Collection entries
⁂

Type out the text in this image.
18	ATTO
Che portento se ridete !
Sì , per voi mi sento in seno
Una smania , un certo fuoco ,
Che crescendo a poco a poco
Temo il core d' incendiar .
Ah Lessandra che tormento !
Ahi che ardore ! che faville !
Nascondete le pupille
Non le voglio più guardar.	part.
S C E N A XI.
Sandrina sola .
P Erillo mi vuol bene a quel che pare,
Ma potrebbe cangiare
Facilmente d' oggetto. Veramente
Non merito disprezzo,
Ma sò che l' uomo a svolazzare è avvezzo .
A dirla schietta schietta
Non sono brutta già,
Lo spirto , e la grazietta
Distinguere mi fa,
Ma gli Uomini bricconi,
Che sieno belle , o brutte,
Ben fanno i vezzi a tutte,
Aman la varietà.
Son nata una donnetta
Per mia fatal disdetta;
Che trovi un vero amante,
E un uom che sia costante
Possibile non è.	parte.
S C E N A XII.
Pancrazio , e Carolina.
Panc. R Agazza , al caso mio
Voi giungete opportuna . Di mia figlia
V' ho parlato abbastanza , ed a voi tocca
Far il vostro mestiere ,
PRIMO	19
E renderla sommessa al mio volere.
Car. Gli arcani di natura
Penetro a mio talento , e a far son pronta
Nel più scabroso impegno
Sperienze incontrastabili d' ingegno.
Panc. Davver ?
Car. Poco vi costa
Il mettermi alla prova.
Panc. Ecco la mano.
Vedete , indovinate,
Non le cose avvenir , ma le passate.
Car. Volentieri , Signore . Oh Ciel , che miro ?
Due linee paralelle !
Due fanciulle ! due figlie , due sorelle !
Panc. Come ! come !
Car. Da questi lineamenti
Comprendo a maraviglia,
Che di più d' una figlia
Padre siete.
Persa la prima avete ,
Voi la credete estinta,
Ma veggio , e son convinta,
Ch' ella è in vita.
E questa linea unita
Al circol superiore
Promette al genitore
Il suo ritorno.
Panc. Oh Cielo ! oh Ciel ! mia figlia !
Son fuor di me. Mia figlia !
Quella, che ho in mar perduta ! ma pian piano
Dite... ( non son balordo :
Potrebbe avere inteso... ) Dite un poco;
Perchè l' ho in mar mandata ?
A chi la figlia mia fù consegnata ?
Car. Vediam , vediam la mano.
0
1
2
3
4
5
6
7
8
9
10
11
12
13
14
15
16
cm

⁂

Copy every line of the records word for word.

Type out the text in this image.
18	ATTO
Che portento se ridete !
Sì , per voi mi sento in seno
Una smania , un certo fuoco ,
Che crescendo a poco a poco
Temo il core d' incendiar .
Ah Lessandra che tormento !
Ahi che ardore ! che faville !
Nascondete le pupille
Non le voglio più guardar.	part.
S C E N A XI.
Sandrina sola .
P Erillo mi vuol bene a quel che pare,
Ma potrebbe cangiare
Facilmente d' oggetto. Veramente
Non merito disprezzo,
Ma sò che l' uomo a svolazzare è avvezzo .
A dirla schietta schietta
Non sono brutta già,
Lo spirto , e la grazietta
Distinguere mi fa,
Ma gli Uomini bricconi,
Che sieno belle , o brutte,
Ben fanno i vezzi a tutte,
Aman la varietà.
Son nata una donnetta
Per mia fatal disdetta;
Che trovi un vero amante,
E un uom che sia costante
Possibile non è.	parte.
S C E N A XII.
Pancrazio , e Carolina.
Panc. R Agazza , al caso mio
Voi giungete opportuna . Di mia figlia
V' ho parlato abbastanza , ed a voi tocca
Far il vostro mestiere ,
PRIMO	19
E renderla sommessa al mio volere.
Car. Gli arcani di natura
Penetro a mio talento , e a far son pronta
Nel più scabroso impegno
Sperienze incontrastabili d' ingegno.
Panc. Davver ?
Car. Poco vi costa
Il mettermi alla prova.
Panc. Ecco la mano.
Vedete , indovinate,
Non le cose avvenir , ma le passate.
Car. Volentieri , Signore . Oh Ciel , che miro ?
Due linee paralelle !
Due fanciulle ! due figlie , due sorelle !
Panc. Come ! come !
Car. Da questi lineamenti
Comprendo a maraviglia,
Che di più d' una figlia
Padre siete.
Persa la prima avete ,
Voi la credete estinta,
Ma veggio , e son convinta,
Ch' ella è in vita.
E questa linea unita
Al circol superiore
Promette al genitore
Il suo ritorno.
Panc. Oh Cielo ! oh Ciel ! mia figlia !
Son fuor di me. Mia figlia !
Quella, che ho in mar perduta ! ma pian piano
Dite... ( non son balordo :
Potrebbe avere inteso... ) Dite un poco;
Perchè l' ho in mar mandata ?
A chi la figlia mia fù consegnata ?
Car. Vediam , vediam la mano.
0
1
2
3
4
5
6
7
8
9
10
11
12
13
14
15
16
cm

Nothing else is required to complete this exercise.